- _What the exercise asks_: Please report every line from the material that contains the word "Vitro".

- _Data records_:
——

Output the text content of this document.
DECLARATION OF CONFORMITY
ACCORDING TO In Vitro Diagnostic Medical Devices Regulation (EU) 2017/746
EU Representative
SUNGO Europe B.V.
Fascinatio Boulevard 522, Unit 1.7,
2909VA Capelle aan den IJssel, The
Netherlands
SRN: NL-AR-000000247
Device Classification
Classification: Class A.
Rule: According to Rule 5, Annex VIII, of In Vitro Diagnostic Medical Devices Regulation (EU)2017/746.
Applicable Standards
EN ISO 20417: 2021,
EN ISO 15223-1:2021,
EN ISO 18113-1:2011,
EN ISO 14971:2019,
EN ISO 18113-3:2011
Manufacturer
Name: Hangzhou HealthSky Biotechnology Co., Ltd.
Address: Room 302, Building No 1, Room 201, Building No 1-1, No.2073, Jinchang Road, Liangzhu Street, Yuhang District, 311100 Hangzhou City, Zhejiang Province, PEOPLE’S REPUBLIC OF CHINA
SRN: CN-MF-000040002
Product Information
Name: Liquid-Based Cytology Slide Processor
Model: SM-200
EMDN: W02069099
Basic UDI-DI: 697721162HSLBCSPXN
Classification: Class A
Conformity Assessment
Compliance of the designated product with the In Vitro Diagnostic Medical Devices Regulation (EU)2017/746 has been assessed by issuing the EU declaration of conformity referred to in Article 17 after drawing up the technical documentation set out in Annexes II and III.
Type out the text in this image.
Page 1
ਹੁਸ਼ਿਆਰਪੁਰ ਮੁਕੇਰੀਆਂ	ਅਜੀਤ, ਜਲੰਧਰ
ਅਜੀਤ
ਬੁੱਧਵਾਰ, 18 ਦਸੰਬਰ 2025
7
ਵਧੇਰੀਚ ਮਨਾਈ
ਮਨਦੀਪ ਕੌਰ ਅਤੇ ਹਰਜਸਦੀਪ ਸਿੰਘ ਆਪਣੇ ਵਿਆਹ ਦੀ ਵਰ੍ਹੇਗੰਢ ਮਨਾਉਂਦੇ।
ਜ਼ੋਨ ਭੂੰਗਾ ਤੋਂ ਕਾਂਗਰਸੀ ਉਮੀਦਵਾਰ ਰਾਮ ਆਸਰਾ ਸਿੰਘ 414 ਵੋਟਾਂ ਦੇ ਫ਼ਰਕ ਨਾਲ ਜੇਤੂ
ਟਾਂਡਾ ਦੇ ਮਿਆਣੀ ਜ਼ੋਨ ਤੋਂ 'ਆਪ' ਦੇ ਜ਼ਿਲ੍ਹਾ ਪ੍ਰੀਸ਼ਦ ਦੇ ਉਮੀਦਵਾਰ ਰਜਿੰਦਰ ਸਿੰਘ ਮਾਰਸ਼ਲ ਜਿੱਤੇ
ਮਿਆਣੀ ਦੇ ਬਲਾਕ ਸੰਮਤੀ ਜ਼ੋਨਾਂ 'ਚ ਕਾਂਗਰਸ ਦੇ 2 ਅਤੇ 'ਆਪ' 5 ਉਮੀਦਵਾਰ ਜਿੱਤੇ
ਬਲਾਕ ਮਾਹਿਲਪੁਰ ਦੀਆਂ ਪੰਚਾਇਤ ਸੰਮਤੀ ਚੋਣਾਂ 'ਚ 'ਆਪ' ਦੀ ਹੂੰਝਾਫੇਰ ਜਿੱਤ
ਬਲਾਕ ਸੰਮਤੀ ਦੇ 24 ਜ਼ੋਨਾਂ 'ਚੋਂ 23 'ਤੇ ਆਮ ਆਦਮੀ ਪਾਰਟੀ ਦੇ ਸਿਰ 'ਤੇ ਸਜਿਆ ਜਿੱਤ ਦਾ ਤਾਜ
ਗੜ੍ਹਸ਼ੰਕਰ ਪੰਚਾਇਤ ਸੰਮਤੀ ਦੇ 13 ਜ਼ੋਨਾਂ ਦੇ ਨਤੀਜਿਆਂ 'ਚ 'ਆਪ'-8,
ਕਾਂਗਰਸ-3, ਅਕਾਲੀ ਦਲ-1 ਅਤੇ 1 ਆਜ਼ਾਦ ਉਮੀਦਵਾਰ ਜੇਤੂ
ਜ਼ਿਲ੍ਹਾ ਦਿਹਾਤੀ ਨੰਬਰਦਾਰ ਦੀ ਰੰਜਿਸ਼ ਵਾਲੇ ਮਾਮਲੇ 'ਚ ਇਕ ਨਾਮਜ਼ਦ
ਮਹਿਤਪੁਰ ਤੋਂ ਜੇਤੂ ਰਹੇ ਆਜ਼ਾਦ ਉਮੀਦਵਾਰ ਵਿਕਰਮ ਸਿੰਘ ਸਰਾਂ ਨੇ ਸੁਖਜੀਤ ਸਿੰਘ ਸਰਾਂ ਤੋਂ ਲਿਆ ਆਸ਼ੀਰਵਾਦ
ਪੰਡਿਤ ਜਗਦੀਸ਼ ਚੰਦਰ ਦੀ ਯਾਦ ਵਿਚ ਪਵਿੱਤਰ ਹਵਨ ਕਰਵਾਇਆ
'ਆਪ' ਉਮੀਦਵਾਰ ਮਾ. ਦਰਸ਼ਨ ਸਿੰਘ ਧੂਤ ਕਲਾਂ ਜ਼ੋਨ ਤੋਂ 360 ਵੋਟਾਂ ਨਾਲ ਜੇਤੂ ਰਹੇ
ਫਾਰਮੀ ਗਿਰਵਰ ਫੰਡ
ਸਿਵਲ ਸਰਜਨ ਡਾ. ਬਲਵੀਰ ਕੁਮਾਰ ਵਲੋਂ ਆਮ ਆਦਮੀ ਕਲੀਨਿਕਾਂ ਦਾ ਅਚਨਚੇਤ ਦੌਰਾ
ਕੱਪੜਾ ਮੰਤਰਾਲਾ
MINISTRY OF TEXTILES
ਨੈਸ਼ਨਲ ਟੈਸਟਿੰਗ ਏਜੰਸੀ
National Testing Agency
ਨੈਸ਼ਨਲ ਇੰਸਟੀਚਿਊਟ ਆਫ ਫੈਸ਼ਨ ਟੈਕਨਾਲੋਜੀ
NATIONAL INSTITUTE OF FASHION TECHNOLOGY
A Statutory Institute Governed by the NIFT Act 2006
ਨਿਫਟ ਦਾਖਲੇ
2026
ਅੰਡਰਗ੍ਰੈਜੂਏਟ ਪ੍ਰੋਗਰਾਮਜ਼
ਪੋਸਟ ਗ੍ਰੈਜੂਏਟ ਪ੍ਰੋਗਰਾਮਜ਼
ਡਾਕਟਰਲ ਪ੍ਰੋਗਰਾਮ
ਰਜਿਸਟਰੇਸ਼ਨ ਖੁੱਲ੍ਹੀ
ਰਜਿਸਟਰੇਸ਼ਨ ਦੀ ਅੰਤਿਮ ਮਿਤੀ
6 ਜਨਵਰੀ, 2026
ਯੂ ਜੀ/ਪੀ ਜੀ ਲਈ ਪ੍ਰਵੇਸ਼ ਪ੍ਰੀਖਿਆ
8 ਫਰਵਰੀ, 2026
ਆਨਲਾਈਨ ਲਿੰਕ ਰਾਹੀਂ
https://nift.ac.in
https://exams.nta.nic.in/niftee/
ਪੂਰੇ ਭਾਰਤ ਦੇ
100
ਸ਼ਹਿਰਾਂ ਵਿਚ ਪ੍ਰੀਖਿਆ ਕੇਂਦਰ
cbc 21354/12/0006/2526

——

- _Completed task_:
ACCORDING TO In Vitro Diagnostic Medical Devices Regulation (EU) 2017/746
Rule: According to Rule 5, Annex VIII, of In Vitro Diagnostic Medical Devices Regulation (EU)2017/746.
Compliance of the designated product with the In Vitro Diagnostic Medical Devices Regulation (EU)2017/746 has been assessed by issuing the EU declaration of conformity referred to in Article 17 after drawing up the technical documentation set out in Annexes II and III.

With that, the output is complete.